## TASK
Locate the lines where "marker" occurs and copy them as they stand.

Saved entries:
=======

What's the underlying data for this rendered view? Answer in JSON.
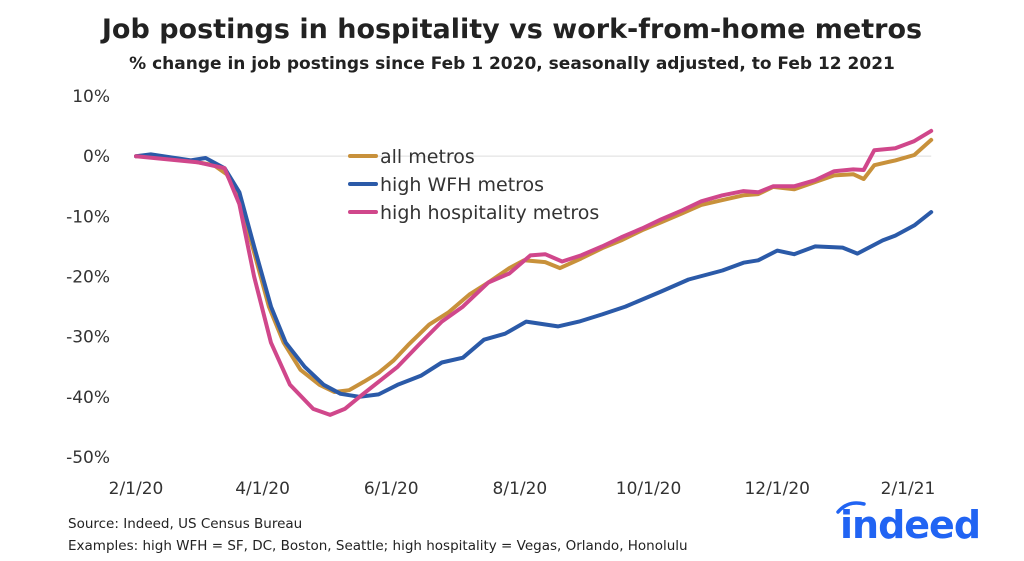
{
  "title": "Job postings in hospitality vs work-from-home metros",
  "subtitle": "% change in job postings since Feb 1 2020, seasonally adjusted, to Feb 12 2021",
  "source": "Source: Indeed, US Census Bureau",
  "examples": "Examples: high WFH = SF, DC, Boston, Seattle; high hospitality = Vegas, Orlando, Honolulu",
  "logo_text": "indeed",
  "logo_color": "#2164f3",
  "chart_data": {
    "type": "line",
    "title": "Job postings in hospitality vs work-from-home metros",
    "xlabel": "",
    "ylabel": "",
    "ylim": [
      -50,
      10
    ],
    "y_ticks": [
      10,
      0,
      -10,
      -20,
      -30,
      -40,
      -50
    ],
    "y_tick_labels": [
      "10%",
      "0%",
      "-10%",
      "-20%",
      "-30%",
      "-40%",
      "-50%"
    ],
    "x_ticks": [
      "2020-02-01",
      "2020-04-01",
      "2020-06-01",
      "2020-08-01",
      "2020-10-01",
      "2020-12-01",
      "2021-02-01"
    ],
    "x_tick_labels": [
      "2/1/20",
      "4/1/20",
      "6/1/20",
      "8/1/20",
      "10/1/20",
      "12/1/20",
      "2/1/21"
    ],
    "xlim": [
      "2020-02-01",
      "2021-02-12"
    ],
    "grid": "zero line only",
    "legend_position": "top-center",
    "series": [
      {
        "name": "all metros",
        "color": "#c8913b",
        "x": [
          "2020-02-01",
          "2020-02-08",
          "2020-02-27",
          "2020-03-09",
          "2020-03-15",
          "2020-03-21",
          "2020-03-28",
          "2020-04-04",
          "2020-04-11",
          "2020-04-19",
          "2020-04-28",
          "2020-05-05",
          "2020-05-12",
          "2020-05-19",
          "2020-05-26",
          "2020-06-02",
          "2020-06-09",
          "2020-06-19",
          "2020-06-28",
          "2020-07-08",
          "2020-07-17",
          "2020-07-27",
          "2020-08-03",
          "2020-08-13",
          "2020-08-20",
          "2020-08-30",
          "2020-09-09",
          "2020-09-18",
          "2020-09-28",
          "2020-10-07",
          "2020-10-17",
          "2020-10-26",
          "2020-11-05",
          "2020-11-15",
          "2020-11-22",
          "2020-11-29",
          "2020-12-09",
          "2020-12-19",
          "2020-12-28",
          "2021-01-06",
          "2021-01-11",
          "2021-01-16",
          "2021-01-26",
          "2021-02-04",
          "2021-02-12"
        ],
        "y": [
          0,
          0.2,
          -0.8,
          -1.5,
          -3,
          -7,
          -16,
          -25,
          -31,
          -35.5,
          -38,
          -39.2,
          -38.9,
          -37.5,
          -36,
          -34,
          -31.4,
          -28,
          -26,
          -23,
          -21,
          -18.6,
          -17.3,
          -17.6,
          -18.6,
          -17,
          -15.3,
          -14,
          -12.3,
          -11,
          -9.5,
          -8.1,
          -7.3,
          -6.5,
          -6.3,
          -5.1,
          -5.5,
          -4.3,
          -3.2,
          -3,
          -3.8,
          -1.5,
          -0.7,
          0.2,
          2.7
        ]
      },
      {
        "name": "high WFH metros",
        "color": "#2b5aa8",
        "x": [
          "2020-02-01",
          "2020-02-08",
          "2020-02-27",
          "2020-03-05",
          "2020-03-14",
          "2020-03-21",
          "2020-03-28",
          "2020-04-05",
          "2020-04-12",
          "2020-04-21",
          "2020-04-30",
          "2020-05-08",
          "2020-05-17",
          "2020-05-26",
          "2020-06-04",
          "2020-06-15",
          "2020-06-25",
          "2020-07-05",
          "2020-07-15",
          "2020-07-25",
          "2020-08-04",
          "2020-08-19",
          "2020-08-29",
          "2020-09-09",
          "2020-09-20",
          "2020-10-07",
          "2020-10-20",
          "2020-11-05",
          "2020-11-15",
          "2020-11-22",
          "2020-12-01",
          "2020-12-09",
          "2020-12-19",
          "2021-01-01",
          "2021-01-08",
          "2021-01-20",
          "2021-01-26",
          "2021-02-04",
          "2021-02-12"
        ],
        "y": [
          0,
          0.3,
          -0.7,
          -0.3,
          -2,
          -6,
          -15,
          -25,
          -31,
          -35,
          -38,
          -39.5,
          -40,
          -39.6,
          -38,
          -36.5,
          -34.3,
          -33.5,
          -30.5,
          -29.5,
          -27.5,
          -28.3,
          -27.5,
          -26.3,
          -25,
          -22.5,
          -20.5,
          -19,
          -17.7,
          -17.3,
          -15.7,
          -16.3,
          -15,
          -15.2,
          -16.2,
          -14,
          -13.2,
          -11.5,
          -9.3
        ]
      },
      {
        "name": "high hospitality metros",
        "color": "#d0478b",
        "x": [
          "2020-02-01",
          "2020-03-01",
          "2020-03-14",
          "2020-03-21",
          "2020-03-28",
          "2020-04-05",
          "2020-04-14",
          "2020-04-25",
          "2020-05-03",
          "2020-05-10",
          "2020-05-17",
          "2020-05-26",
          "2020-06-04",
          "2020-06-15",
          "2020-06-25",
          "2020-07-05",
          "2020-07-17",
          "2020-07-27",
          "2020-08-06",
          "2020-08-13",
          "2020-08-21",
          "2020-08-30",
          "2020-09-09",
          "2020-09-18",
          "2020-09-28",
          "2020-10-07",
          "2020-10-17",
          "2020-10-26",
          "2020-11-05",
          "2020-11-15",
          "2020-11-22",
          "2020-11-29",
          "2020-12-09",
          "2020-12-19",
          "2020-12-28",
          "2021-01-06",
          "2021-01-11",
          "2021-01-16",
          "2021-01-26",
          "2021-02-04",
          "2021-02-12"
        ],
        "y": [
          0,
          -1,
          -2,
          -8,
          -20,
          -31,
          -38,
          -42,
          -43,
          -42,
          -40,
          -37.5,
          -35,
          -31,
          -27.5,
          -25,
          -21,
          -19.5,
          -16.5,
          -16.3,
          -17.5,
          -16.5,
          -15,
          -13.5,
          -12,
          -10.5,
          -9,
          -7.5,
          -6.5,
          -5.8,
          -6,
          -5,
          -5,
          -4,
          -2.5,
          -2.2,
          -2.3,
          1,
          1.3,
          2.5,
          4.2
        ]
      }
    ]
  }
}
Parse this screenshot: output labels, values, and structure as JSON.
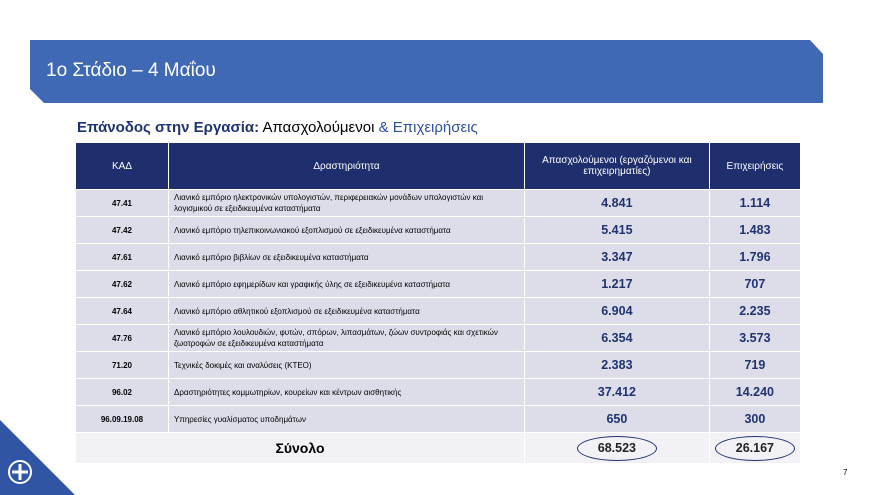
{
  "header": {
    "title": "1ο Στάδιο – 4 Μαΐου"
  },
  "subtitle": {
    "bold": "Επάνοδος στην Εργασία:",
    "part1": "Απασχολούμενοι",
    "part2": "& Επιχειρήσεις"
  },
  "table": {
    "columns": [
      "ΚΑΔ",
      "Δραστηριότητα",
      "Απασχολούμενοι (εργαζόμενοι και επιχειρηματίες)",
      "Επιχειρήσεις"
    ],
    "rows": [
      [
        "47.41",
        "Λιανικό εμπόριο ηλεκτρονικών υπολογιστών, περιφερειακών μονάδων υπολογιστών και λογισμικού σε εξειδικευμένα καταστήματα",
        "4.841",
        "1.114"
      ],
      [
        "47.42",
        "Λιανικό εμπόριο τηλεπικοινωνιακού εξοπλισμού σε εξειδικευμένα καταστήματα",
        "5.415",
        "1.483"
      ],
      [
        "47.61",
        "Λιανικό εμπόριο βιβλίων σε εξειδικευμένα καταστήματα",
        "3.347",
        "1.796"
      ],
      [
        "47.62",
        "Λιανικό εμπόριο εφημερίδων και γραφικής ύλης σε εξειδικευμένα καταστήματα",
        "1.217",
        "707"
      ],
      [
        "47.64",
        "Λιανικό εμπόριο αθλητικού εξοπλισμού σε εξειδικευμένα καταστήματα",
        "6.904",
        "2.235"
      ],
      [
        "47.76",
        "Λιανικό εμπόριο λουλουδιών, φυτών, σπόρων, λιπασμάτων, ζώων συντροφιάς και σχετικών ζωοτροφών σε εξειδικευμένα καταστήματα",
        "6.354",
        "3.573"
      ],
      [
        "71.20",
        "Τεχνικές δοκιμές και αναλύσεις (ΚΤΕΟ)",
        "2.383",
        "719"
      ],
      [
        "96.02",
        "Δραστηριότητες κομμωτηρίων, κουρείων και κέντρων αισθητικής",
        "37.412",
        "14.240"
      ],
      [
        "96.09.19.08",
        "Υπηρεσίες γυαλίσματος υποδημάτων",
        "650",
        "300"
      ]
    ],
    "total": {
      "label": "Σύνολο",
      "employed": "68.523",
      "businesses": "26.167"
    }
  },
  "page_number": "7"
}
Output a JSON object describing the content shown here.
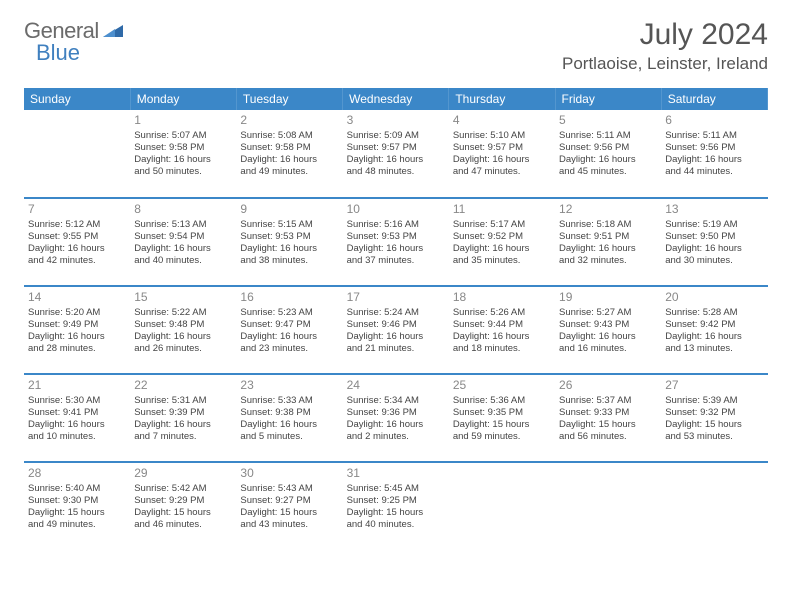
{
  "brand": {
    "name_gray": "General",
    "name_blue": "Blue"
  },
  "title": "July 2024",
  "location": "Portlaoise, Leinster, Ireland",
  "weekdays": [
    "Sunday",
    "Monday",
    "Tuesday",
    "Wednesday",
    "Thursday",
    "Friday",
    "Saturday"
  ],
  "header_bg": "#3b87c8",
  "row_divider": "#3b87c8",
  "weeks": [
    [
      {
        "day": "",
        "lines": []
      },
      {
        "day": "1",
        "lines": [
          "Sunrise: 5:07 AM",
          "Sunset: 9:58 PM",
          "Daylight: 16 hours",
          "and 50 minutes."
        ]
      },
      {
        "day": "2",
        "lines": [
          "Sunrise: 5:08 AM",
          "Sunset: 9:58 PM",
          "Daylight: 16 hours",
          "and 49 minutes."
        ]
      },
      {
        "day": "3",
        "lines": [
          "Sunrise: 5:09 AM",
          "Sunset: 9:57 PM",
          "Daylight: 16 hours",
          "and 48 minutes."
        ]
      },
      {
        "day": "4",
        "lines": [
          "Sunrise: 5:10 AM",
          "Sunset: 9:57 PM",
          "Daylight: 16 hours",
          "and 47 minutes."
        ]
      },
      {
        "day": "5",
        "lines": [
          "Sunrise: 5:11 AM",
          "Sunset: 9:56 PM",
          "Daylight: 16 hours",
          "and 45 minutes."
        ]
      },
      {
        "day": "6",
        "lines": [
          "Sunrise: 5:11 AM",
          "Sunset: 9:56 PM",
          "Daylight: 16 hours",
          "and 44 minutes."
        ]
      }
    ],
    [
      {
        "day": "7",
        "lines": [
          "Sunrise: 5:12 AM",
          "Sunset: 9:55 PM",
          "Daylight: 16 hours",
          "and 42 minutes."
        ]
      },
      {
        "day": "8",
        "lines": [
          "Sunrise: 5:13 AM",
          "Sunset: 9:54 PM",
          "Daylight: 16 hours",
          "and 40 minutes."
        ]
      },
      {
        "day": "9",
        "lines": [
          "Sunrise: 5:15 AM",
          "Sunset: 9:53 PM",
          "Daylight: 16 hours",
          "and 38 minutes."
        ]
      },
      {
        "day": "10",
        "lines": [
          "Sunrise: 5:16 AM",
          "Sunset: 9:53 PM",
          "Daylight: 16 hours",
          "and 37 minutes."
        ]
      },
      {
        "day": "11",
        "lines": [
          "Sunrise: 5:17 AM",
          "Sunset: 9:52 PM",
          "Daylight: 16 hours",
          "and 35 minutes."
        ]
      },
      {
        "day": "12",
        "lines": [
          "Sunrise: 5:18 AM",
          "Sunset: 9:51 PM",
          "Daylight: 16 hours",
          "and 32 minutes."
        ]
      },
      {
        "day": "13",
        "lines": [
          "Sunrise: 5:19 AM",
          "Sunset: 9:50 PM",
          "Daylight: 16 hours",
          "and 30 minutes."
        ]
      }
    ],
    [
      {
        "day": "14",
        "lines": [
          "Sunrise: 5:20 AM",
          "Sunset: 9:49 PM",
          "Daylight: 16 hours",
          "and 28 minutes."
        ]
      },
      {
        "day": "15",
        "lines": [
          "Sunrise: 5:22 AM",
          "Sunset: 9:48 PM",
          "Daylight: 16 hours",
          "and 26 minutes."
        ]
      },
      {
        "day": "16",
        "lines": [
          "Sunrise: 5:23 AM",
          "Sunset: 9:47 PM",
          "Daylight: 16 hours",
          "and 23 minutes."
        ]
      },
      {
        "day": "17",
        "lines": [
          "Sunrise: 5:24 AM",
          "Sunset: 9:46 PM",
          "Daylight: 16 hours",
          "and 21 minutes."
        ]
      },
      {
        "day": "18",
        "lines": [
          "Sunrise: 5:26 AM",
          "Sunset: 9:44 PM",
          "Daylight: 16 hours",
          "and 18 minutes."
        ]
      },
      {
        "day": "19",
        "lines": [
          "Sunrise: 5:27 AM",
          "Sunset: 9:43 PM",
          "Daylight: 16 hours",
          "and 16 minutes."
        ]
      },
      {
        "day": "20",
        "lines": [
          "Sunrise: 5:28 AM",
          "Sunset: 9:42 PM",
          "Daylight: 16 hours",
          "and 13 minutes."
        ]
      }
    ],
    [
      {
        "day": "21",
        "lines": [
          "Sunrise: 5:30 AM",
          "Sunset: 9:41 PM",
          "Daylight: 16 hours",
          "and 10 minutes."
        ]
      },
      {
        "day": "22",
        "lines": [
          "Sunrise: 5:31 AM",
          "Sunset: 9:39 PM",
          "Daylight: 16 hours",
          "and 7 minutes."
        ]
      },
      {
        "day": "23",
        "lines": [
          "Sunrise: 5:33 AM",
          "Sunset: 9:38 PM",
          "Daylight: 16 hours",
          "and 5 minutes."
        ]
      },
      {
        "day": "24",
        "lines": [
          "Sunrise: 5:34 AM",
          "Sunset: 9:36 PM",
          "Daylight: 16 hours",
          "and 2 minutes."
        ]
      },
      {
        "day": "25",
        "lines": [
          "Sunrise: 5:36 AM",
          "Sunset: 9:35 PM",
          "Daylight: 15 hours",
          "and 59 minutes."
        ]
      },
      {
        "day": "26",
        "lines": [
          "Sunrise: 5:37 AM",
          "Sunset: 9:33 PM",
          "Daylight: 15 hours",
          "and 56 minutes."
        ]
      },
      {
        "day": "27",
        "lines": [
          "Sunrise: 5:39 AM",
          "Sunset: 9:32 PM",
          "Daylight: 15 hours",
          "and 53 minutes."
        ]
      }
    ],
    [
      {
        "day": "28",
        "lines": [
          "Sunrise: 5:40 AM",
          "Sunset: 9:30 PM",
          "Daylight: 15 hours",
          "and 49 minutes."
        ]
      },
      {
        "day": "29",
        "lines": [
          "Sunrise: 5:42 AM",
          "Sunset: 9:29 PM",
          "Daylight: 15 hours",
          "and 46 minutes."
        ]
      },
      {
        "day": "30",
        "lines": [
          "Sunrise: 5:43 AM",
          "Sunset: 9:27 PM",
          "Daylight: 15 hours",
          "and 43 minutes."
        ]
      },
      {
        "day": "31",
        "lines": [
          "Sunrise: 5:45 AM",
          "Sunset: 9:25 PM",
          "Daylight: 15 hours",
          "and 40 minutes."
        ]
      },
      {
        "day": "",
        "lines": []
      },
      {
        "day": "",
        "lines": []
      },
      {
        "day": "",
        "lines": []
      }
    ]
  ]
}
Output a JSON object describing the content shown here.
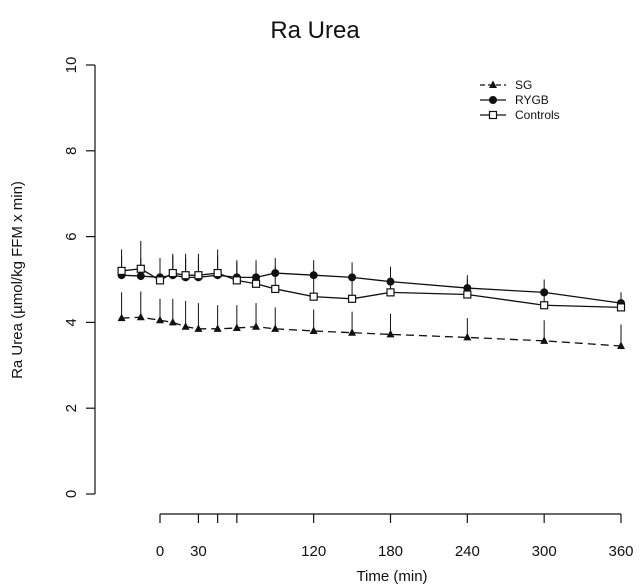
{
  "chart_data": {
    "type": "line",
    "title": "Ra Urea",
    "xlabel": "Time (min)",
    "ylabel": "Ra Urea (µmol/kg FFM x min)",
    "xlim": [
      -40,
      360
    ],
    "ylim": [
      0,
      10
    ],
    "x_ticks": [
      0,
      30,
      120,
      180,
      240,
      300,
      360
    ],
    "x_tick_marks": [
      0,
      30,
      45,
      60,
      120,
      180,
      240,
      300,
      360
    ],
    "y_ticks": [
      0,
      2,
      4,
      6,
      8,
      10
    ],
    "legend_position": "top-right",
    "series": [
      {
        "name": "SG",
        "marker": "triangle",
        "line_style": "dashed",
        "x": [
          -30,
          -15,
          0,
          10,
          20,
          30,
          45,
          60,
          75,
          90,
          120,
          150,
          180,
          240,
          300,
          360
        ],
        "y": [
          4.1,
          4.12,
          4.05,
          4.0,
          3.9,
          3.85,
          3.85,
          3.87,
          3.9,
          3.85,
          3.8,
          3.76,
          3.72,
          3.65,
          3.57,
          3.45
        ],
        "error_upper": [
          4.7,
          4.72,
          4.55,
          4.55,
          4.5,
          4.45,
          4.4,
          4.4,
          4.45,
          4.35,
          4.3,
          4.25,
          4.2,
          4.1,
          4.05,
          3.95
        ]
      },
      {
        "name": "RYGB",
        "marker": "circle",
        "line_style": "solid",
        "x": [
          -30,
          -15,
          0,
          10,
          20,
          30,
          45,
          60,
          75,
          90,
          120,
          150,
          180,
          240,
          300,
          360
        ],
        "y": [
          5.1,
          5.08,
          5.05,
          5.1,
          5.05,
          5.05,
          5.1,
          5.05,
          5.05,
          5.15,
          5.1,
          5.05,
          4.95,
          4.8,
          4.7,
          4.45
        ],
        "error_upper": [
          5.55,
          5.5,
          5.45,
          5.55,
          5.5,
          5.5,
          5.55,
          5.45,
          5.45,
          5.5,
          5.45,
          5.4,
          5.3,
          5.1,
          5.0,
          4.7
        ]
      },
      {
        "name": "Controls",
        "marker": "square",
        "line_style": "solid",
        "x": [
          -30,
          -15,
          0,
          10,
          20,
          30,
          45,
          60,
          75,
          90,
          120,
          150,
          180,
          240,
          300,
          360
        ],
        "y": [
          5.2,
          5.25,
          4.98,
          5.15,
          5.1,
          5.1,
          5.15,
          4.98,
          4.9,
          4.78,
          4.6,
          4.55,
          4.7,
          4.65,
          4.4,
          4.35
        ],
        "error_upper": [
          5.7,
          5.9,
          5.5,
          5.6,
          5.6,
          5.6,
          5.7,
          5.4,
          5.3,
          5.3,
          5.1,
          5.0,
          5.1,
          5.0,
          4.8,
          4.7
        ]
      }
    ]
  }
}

=======

## WRITTEN SOLUTION
        "marker": "triangle",
        "marker": "circle",
        "marker": "square",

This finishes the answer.